**Exercise goal**
In your copy, leave out the pictures and repeat the entries below exactly.

**Given information**
○ ○ ○ ○ ○ ○ ○
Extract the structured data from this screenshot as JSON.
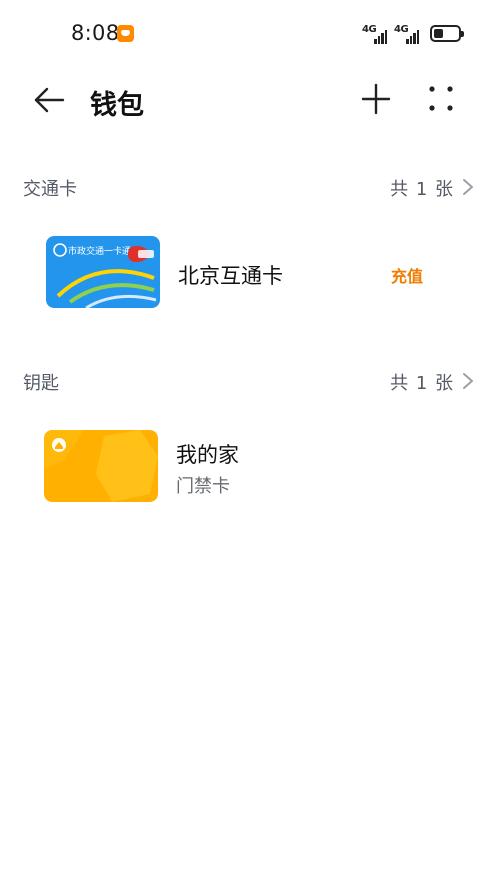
{
  "status_bar": {
    "time": "8:08",
    "network_1": "4G",
    "network_2": "4G",
    "icons": [
      "notification-app-icon",
      "signal-icon",
      "signal-icon",
      "battery-icon"
    ]
  },
  "header": {
    "title": "钱包",
    "icons": [
      "back-arrow-icon",
      "plus-icon",
      "more-dots-icon"
    ]
  },
  "sections": [
    {
      "title": "交通卡",
      "count": "共 1 张",
      "card": {
        "name": "北京互通卡",
        "action": "充值",
        "thumb_text": "市政交通一卡通",
        "thumb_color": "#1f8fe8"
      }
    },
    {
      "title": "钥匙",
      "count": "共 1 张",
      "card": {
        "name": "我的家",
        "subtitle": "门禁卡",
        "thumb_color": "#ffb000"
      }
    }
  ],
  "colors": {
    "accent_orange": "#f07d00",
    "section_text": "#555b66"
  }
}
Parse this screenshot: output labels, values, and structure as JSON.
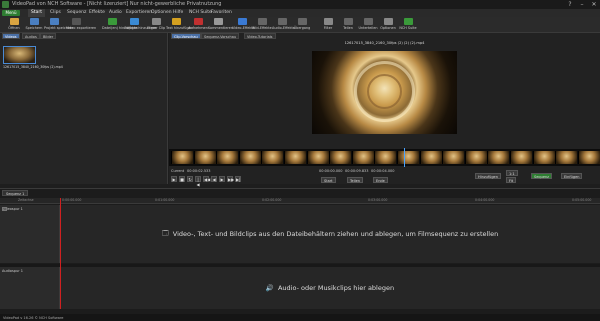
○ ○ ○ ○ ○ ○ ○
**Solution to the problem**
Extract the structured data from this screenshot as JSON.
{
  "status_bar": {
    "time": "8:08",
    "network_1": "4G",
    "network_2": "4G",
    "icons": [
      "notification-app-icon",
      "signal-icon",
      "signal-icon",
      "battery-icon"
    ]
  },
  "header": {
    "title": "钱包",
    "icons": [
      "back-arrow-icon",
      "plus-icon",
      "more-dots-icon"
    ]
  },
  "sections": [
    {
      "title": "交通卡",
      "count": "共 1 张",
      "card": {
        "name": "北京互通卡",
        "action": "充值",
        "thumb_text": "市政交通一卡通",
        "thumb_color": "#1f8fe8"
      }
    },
    {
      "title": "钥匙",
      "count": "共 1 张",
      "card": {
        "name": "我的家",
        "subtitle": "门禁卡",
        "thumb_color": "#ffb000"
      }
    }
  ],
  "colors": {
    "accent_orange": "#f07d00",
    "section_text": "#555b66"
  }
}
Parse this screenshot: output labels, values, and structure as JSON.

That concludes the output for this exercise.